(Dataset records)

____

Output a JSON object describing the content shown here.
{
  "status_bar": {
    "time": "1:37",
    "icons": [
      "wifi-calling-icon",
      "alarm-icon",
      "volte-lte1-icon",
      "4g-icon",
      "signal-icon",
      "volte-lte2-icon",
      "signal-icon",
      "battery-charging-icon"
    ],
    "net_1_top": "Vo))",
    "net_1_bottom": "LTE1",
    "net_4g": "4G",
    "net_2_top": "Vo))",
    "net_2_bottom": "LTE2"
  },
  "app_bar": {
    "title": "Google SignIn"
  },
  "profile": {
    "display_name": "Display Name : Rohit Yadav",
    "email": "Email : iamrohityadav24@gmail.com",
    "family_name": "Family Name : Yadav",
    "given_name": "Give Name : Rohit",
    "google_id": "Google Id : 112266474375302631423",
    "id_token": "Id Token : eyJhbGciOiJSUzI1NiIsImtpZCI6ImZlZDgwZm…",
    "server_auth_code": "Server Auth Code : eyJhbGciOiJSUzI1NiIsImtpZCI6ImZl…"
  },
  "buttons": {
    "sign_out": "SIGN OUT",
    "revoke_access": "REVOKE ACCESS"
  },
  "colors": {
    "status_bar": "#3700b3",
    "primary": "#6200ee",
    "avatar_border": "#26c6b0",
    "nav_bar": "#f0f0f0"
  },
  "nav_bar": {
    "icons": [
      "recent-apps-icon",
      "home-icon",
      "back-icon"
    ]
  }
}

____

> [STATED PROBLEM]
Give the records above again, word for word.

> [WRITTEN ANSWER]
Output a JSON object describing the content shown here.
{
  "status_bar": {
    "time": "1:37",
    "icons": [
      "wifi-calling-icon",
      "alarm-icon",
      "volte-lte1-icon",
      "4g-icon",
      "signal-icon",
      "volte-lte2-icon",
      "signal-icon",
      "battery-charging-icon"
    ],
    "net_1_top": "Vo))",
    "net_1_bottom": "LTE1",
    "net_4g": "4G",
    "net_2_top": "Vo))",
    "net_2_bottom": "LTE2"
  },
  "app_bar": {
    "title": "Google SignIn"
  },
  "profile": {
    "display_name": "Display Name : Rohit Yadav",
    "email": "Email : iamrohityadav24@gmail.com",
    "family_name": "Family Name : Yadav",
    "given_name": "Give Name : Rohit",
    "google_id": "Google Id : 112266474375302631423",
    "id_token": "Id Token : eyJhbGciOiJSUzI1NiIsImtpZCI6ImZlZDgwZm…",
    "server_auth_code": "Server Auth Code : eyJhbGciOiJSUzI1NiIsImtpZCI6ImZl…"
  },
  "buttons": {
    "sign_out": "SIGN OUT",
    "revoke_access": "REVOKE ACCESS"
  },
  "colors": {
    "status_bar": "#3700b3",
    "primary": "#6200ee",
    "avatar_border": "#26c6b0",
    "nav_bar": "#f0f0f0"
  },
  "nav_bar": {
    "icons": [
      "recent-apps-icon",
      "home-icon",
      "back-icon"
    ]
  }
}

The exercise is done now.